begin Supplied records
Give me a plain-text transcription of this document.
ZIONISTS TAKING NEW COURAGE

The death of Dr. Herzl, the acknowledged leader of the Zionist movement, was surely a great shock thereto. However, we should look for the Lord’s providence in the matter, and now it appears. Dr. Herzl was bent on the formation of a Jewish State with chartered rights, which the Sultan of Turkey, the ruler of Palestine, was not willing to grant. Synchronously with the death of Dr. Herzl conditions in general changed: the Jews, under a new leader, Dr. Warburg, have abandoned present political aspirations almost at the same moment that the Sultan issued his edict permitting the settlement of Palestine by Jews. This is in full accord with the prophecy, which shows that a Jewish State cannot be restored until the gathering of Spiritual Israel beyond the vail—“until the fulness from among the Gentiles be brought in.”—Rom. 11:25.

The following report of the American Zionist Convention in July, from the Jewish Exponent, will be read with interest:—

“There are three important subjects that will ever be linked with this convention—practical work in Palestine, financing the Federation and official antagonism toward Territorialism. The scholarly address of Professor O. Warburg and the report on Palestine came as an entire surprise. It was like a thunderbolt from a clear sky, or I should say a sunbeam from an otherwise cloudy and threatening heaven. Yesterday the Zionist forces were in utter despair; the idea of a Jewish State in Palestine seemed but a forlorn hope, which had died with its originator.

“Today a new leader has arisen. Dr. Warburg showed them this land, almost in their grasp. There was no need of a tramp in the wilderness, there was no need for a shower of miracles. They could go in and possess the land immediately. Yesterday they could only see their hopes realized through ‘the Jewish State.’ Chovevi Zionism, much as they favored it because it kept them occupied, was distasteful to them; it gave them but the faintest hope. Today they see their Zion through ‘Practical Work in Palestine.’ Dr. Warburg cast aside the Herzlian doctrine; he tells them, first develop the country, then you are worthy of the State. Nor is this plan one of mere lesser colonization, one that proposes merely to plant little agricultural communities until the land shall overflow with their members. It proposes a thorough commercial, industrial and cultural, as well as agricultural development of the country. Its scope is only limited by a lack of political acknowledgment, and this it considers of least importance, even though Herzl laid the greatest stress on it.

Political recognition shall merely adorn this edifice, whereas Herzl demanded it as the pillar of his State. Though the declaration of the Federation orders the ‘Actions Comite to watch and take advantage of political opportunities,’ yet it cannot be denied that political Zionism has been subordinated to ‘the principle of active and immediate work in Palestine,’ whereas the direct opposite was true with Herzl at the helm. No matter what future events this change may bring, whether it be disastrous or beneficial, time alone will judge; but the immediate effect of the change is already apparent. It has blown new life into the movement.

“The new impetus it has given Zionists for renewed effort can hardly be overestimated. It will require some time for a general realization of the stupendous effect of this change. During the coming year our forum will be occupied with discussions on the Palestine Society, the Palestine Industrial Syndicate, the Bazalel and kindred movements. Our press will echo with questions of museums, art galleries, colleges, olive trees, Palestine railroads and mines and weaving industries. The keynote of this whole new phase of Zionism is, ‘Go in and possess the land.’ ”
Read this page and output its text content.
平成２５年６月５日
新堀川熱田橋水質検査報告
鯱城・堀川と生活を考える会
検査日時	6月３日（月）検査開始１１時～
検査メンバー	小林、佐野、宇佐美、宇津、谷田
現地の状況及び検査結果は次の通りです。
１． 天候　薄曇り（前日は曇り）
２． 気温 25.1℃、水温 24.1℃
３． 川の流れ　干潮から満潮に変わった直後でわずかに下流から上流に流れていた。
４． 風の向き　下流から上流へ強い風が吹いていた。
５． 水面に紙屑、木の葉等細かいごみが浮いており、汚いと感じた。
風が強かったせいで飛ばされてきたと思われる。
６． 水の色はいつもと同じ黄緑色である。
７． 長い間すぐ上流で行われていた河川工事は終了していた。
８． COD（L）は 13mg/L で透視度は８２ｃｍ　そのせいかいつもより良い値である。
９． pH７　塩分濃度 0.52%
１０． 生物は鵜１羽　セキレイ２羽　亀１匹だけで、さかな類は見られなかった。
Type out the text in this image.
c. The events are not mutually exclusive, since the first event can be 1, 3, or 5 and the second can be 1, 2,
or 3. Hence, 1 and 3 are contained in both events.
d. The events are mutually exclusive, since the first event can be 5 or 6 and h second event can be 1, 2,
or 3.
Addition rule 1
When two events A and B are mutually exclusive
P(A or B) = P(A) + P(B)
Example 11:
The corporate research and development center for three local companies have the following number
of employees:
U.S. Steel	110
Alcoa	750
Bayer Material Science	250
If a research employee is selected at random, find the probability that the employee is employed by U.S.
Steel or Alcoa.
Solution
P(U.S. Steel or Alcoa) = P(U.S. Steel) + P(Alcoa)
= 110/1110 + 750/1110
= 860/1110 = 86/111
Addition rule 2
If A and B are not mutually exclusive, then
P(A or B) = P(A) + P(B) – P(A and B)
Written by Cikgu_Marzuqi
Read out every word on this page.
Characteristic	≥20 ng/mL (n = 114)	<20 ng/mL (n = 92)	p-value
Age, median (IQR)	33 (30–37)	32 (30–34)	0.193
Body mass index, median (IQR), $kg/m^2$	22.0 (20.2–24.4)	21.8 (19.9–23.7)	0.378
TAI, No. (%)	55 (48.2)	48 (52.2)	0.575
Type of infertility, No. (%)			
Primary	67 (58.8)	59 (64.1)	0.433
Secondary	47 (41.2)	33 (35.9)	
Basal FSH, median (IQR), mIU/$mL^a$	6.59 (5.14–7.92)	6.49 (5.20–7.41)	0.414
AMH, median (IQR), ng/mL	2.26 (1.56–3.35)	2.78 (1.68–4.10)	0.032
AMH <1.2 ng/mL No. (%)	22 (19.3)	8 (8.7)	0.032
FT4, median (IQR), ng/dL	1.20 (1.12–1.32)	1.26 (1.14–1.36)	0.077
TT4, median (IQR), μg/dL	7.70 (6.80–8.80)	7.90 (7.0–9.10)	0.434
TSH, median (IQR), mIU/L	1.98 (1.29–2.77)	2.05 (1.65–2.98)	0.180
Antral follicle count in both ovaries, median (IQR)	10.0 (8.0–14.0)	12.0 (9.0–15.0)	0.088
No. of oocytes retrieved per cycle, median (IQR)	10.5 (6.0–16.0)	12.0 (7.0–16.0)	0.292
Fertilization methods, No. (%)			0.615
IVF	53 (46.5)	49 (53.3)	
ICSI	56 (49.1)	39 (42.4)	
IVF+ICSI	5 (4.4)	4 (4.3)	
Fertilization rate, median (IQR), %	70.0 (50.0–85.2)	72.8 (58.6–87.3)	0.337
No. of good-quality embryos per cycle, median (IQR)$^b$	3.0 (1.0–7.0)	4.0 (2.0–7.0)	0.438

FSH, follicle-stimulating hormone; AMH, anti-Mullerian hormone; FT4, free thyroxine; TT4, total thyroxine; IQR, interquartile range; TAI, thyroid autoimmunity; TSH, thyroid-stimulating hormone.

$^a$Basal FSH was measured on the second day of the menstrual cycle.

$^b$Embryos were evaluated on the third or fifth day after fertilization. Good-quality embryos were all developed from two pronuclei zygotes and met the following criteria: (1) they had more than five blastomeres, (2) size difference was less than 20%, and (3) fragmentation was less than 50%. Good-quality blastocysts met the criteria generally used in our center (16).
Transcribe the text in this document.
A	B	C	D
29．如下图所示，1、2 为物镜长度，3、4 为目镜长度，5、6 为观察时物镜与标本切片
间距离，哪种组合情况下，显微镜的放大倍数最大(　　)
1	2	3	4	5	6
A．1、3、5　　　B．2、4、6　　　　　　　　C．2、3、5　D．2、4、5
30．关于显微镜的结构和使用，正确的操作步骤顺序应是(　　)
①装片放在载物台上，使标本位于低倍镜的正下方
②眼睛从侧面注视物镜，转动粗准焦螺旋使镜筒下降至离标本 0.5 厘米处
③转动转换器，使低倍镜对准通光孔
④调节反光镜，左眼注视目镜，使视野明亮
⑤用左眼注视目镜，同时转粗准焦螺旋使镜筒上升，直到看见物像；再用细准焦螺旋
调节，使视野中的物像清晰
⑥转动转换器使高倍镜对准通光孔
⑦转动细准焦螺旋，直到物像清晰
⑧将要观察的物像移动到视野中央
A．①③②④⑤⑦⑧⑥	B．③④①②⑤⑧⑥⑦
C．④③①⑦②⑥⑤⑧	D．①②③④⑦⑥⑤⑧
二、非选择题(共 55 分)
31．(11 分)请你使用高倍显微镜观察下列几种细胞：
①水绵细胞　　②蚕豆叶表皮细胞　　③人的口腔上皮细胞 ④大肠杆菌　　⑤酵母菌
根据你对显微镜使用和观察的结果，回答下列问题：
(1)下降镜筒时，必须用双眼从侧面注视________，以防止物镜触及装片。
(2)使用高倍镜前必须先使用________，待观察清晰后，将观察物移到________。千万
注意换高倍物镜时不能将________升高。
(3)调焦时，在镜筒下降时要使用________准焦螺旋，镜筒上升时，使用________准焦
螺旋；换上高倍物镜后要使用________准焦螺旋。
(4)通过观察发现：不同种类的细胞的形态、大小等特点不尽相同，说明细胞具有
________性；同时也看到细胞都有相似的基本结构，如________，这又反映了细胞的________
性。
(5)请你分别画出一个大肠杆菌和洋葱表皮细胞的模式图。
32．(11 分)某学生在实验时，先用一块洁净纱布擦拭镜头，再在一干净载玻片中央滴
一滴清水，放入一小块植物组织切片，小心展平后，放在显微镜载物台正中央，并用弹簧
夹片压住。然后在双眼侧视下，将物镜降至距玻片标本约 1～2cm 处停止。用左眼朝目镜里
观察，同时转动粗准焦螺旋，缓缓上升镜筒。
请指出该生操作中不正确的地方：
end Supplied records
Instruction: Identify each line of the material where the word "text" shows up, and copy it.

Problem solution:
Give me a plain-text transcription of this document.
Read this page and output its text content.
Type out the text in this image.
Transcribe the text in this document.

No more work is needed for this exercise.